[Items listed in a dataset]
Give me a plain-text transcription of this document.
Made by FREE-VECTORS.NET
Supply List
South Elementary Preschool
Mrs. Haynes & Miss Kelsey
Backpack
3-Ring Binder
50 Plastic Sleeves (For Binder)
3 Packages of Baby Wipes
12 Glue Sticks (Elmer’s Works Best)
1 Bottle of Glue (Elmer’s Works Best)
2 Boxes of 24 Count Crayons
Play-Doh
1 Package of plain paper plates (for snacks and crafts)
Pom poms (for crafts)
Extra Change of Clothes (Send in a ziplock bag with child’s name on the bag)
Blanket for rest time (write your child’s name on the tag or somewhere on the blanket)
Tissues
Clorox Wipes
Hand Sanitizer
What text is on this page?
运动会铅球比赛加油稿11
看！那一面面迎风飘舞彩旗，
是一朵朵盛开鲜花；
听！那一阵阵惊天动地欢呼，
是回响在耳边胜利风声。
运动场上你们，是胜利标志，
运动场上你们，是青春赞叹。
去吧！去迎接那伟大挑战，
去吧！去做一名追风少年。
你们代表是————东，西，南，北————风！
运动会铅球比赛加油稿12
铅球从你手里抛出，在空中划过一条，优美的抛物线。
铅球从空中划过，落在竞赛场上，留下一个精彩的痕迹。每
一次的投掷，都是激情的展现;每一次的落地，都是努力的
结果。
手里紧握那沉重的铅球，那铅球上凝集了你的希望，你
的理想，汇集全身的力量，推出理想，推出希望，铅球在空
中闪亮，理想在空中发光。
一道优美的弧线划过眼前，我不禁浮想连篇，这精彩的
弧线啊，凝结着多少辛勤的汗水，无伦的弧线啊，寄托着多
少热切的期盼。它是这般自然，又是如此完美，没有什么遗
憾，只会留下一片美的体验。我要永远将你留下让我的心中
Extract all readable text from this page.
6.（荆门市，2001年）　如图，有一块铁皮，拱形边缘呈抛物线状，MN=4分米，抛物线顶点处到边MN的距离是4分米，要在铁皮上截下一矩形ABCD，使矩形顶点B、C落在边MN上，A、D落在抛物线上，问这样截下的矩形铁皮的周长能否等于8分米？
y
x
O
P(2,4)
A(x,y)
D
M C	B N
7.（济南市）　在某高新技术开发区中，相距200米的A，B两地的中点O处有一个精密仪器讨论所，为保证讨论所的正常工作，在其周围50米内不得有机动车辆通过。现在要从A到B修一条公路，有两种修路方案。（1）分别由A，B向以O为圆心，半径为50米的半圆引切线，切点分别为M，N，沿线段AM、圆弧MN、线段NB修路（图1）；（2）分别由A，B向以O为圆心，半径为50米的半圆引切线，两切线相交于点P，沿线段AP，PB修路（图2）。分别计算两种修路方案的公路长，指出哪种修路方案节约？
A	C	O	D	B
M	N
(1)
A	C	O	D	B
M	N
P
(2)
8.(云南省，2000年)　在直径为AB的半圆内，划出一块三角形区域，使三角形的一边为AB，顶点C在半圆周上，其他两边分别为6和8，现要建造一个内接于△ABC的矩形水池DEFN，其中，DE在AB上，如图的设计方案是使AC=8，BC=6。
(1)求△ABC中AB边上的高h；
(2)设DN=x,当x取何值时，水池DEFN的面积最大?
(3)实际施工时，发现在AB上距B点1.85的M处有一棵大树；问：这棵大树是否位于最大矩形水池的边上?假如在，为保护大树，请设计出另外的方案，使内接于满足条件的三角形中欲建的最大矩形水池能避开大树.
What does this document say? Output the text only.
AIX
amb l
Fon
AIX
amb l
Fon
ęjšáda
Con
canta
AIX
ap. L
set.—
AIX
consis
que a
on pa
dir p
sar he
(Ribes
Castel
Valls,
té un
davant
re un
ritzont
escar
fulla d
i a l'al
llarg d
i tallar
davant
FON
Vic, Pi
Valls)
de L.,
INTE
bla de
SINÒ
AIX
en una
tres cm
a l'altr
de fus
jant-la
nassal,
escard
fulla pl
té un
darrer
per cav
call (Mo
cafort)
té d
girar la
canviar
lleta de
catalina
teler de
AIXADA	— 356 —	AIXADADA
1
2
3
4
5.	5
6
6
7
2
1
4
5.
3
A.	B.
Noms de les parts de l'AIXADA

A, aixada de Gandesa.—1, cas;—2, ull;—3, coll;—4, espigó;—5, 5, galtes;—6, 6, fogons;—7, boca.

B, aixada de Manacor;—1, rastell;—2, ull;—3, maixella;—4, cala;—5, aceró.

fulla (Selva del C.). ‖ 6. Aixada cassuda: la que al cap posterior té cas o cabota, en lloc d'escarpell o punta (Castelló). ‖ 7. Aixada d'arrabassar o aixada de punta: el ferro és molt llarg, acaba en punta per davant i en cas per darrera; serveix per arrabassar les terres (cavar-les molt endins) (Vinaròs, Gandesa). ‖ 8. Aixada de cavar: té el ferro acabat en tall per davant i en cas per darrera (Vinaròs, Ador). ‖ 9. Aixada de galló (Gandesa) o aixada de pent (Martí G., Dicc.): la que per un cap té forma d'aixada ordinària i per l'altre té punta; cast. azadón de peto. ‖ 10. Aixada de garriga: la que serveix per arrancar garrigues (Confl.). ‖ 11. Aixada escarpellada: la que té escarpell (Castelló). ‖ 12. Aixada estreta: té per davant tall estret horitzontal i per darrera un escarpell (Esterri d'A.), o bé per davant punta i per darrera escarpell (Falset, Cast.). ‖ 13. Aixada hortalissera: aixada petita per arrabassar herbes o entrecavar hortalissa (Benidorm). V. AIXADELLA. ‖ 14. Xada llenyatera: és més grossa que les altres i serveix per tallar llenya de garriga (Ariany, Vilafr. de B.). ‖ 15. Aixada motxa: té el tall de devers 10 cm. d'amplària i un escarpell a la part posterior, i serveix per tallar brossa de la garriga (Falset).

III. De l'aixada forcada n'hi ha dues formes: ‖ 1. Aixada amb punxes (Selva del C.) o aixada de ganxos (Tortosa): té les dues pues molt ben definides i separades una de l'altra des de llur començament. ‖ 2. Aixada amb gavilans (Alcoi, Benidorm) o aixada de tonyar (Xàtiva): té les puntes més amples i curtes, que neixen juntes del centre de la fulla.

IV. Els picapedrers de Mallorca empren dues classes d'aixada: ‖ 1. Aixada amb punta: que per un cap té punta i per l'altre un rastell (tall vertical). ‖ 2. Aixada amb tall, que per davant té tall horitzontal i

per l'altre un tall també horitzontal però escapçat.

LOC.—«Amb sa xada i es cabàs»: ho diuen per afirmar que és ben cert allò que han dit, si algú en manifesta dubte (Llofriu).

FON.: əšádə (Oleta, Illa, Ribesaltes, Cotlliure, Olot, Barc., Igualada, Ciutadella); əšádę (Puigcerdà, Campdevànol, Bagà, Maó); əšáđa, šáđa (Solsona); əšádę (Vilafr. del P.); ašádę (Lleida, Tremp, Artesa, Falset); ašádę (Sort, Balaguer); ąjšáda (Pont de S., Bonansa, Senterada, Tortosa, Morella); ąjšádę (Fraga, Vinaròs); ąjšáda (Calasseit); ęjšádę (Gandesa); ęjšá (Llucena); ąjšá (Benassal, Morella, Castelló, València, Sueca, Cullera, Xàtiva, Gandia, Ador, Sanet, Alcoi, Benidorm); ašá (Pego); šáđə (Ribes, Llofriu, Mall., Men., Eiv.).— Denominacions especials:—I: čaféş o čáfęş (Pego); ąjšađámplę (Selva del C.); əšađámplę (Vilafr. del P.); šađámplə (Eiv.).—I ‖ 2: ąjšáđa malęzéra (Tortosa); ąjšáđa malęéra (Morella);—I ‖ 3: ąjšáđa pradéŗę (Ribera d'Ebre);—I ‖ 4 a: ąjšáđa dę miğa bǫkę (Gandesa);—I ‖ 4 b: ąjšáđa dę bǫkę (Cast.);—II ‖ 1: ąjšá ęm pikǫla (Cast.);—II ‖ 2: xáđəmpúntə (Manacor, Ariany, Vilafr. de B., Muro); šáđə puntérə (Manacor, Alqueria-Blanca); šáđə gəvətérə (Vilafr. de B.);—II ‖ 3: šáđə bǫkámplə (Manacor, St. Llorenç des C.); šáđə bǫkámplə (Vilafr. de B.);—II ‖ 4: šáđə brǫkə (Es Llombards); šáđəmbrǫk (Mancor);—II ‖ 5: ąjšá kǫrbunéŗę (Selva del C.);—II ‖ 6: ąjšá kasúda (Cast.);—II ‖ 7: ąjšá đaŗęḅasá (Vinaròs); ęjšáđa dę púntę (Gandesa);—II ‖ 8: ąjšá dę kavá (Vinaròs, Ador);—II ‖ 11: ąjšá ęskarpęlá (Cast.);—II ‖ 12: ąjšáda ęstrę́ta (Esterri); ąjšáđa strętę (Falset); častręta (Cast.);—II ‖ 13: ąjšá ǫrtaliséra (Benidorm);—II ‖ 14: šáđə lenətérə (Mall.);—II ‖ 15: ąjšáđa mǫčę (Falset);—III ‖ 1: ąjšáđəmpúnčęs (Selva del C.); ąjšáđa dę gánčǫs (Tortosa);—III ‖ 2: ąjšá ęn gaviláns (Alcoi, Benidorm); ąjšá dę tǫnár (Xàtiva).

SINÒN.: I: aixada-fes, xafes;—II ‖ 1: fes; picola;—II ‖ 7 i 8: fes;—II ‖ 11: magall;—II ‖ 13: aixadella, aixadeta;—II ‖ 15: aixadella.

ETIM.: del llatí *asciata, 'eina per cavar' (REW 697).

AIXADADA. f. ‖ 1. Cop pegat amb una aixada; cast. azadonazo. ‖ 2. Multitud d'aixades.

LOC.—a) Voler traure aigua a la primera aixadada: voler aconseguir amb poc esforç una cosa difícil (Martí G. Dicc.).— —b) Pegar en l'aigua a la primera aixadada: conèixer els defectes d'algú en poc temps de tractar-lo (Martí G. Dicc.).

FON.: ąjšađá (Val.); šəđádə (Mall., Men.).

» **Challenge**
Go through the records and show every line with the string "algú" in it.

» **Solution for this exercise**
LOC.—«Amb sa xada i es cabàs»: ho diuen per afirmar que és ben cert allò que han dit, si algú en manifesta dubte (Llofriu).
LOC.—a) Voler traure aigua a la primera aixadada: voler aconseguir amb poc esforç una cosa difícil (Martí G. Dicc.).— —b) Pegar en l'aigua a la primera aixadada: conèixer els defectes d'algú en poc temps de tractar-lo (Martí G. Dicc.).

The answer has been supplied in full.